• Stated problem: Write out the listing in full, matching it word for word.

--- start Input for this task ---

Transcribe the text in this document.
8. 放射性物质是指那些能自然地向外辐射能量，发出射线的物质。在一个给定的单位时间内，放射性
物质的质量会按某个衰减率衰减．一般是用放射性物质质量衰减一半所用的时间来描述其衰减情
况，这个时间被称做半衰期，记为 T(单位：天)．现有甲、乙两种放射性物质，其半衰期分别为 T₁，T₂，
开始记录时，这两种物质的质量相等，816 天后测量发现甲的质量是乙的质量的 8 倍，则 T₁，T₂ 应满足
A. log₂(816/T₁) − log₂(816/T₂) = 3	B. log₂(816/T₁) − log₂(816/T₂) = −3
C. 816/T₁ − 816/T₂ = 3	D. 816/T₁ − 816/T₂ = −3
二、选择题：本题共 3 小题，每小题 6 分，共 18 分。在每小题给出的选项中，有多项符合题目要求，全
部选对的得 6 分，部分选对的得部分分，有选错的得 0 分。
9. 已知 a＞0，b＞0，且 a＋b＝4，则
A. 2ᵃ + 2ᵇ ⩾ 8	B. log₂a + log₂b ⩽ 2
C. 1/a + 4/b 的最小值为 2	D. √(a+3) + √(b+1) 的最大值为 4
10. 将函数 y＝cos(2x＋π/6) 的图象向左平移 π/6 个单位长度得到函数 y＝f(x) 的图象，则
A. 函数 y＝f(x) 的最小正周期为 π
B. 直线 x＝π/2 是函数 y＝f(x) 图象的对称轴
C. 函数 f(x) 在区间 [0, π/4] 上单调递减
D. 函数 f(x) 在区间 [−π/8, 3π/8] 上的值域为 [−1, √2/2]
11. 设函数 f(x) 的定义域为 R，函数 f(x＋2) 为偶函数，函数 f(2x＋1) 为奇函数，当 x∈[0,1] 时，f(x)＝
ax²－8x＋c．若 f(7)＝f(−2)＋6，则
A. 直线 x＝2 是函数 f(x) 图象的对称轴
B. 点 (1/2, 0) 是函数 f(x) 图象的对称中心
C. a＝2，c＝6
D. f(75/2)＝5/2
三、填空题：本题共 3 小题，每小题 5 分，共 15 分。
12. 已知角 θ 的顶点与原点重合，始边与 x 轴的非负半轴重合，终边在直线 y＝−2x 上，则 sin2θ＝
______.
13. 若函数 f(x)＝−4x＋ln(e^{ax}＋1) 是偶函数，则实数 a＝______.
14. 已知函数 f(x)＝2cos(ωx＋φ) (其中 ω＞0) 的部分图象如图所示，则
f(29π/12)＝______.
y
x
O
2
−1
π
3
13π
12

--- end Input for this task ---

• Answer to this problem:
Transcribe the text in this document.
8. 放射性物质是指那些能自然地向外辐射能量，发出射线的物质。在一个给定的单位时间内，放射性
物质的质量会按某个衰减率衰减．一般是用放射性物质质量衰减一半所用的时间来描述其衰减情
况，这个时间被称做半衰期，记为 T(单位：天)．现有甲、乙两种放射性物质，其半衰期分别为 T₁，T₂，
开始记录时，这两种物质的质量相等，816 天后测量发现甲的质量是乙的质量的 8 倍，则 T₁，T₂ 应满足
A. log₂(816/T₁) − log₂(816/T₂) = 3	B. log₂(816/T₁) − log₂(816/T₂) = −3
C. 816/T₁ − 816/T₂ = 3	D. 816/T₁ − 816/T₂ = −3
二、选择题：本题共 3 小题，每小题 6 分，共 18 分。在每小题给出的选项中，有多项符合题目要求，全
部选对的得 6 分，部分选对的得部分分，有选错的得 0 分。
9. 已知 a＞0，b＞0，且 a＋b＝4，则
A. 2ᵃ + 2ᵇ ⩾ 8	B. log₂a + log₂b ⩽ 2
C. 1/a + 4/b 的最小值为 2	D. √(a+3) + √(b+1) 的最大值为 4
10. 将函数 y＝cos(2x＋π/6) 的图象向左平移 π/6 个单位长度得到函数 y＝f(x) 的图象，则
A. 函数 y＝f(x) 的最小正周期为 π
B. 直线 x＝π/2 是函数 y＝f(x) 图象的对称轴
C. 函数 f(x) 在区间 [0, π/4] 上单调递减
D. 函数 f(x) 在区间 [−π/8, 3π/8] 上的值域为 [−1, √2/2]
11. 设函数 f(x) 的定义域为 R，函数 f(x＋2) 为偶函数，函数 f(2x＋1) 为奇函数，当 x∈[0,1] 时，f(x)＝
ax²－8x＋c．若 f(7)＝f(−2)＋6，则
A. 直线 x＝2 是函数 f(x) 图象的对称轴
B. 点 (1/2, 0) 是函数 f(x) 图象的对称中心
C. a＝2，c＝6
D. f(75/2)＝5/2
三、填空题：本题共 3 小题，每小题 5 分，共 15 分。
12. 已知角 θ 的顶点与原点重合，始边与 x 轴的非负半轴重合，终边在直线 y＝−2x 上，则 sin2θ＝
______.
13. 若函数 f(x)＝−4x＋ln(e^{ax}＋1) 是偶函数，则实数 a＝______.
14. 已知函数 f(x)＝2cos(ωx＋φ) (其中 ω＞0) 的部分图象如图所示，则
f(29π/12)＝______.
y
x
O
2
−1
π
3
13π
12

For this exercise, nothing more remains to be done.